# [Exercise task]
Write down every entry below once more, exactly.
--------------------------------
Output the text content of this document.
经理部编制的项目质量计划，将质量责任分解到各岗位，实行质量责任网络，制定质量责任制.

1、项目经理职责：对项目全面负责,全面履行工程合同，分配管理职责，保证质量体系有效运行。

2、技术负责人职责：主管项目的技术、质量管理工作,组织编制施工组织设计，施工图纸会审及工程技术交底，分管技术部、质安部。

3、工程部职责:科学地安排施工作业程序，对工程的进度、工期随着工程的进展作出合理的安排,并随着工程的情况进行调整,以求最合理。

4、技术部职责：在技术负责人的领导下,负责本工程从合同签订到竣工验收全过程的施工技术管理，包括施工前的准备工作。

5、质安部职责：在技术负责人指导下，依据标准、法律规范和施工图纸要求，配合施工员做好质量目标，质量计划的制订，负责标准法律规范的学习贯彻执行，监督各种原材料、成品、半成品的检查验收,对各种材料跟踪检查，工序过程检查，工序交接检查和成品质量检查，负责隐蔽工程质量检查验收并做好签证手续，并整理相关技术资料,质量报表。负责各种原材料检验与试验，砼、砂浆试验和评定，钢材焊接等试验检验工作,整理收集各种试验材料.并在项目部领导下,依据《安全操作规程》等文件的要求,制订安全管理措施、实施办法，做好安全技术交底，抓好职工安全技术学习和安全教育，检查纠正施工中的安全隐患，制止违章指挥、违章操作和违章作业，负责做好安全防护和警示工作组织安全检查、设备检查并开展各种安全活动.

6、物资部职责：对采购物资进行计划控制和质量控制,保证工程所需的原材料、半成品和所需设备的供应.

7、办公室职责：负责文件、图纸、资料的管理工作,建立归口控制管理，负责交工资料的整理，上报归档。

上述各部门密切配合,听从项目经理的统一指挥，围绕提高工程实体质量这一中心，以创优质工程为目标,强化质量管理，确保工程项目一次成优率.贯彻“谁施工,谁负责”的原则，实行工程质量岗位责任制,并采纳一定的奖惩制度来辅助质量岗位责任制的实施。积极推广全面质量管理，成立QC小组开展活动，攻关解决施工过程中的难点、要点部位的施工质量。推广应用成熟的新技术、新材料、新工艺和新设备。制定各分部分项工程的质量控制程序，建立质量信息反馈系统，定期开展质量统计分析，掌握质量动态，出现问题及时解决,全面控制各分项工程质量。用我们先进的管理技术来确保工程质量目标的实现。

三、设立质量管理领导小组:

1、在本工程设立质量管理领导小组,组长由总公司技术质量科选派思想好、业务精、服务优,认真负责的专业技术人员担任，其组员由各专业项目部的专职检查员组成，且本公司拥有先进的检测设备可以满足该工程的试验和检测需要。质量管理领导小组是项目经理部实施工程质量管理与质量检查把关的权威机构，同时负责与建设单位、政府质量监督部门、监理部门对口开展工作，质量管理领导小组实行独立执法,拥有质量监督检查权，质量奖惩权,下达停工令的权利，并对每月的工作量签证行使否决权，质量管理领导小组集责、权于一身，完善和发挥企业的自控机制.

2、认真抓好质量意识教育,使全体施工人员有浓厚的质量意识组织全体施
--------------------------------
# [Worked answer]
Output the text content of this document.
经理部编制的项目质量计划，将质量责任分解到各岗位，实行质量责任网络，制定质量责任制.

1、项目经理职责：对项目全面负责,全面履行工程合同，分配管理职责，保证质量体系有效运行。

2、技术负责人职责：主管项目的技术、质量管理工作,组织编制施工组织设计，施工图纸会审及工程技术交底，分管技术部、质安部。

3、工程部职责:科学地安排施工作业程序，对工程的进度、工期随着工程的进展作出合理的安排,并随着工程的情况进行调整,以求最合理。

4、技术部职责：在技术负责人的领导下,负责本工程从合同签订到竣工验收全过程的施工技术管理，包括施工前的准备工作。

5、质安部职责：在技术负责人指导下，依据标准、法律规范和施工图纸要求，配合施工员做好质量目标，质量计划的制订，负责标准法律规范的学习贯彻执行，监督各种原材料、成品、半成品的检查验收,对各种材料跟踪检查，工序过程检查，工序交接检查和成品质量检查，负责隐蔽工程质量检查验收并做好签证手续，并整理相关技术资料,质量报表。负责各种原材料检验与试验，砼、砂浆试验和评定，钢材焊接等试验检验工作,整理收集各种试验材料.并在项目部领导下,依据《安全操作规程》等文件的要求,制订安全管理措施、实施办法，做好安全技术交底，抓好职工安全技术学习和安全教育，检查纠正施工中的安全隐患，制止违章指挥、违章操作和违章作业，负责做好安全防护和警示工作组织安全检查、设备检查并开展各种安全活动.

6、物资部职责：对采购物资进行计划控制和质量控制,保证工程所需的原材料、半成品和所需设备的供应.

7、办公室职责：负责文件、图纸、资料的管理工作,建立归口控制管理，负责交工资料的整理，上报归档。

上述各部门密切配合,听从项目经理的统一指挥，围绕提高工程实体质量这一中心，以创优质工程为目标,强化质量管理，确保工程项目一次成优率.贯彻“谁施工,谁负责”的原则，实行工程质量岗位责任制,并采纳一定的奖惩制度来辅助质量岗位责任制的实施。积极推广全面质量管理，成立QC小组开展活动，攻关解决施工过程中的难点、要点部位的施工质量。推广应用成熟的新技术、新材料、新工艺和新设备。制定各分部分项工程的质量控制程序，建立质量信息反馈系统，定期开展质量统计分析，掌握质量动态，出现问题及时解决,全面控制各分项工程质量。用我们先进的管理技术来确保工程质量目标的实现。

三、设立质量管理领导小组:

1、在本工程设立质量管理领导小组,组长由总公司技术质量科选派思想好、业务精、服务优,认真负责的专业技术人员担任，其组员由各专业项目部的专职检查员组成，且本公司拥有先进的检测设备可以满足该工程的试验和检测需要。质量管理领导小组是项目经理部实施工程质量管理与质量检查把关的权威机构，同时负责与建设单位、政府质量监督部门、监理部门对口开展工作，质量管理领导小组实行独立执法,拥有质量监督检查权，质量奖惩权,下达停工令的权利，并对每月的工作量签证行使否决权，质量管理领导小组集责、权于一身，完善和发挥企业的自控机制.

2、认真抓好质量意识教育,使全体施工人员有浓厚的质量意识组织全体施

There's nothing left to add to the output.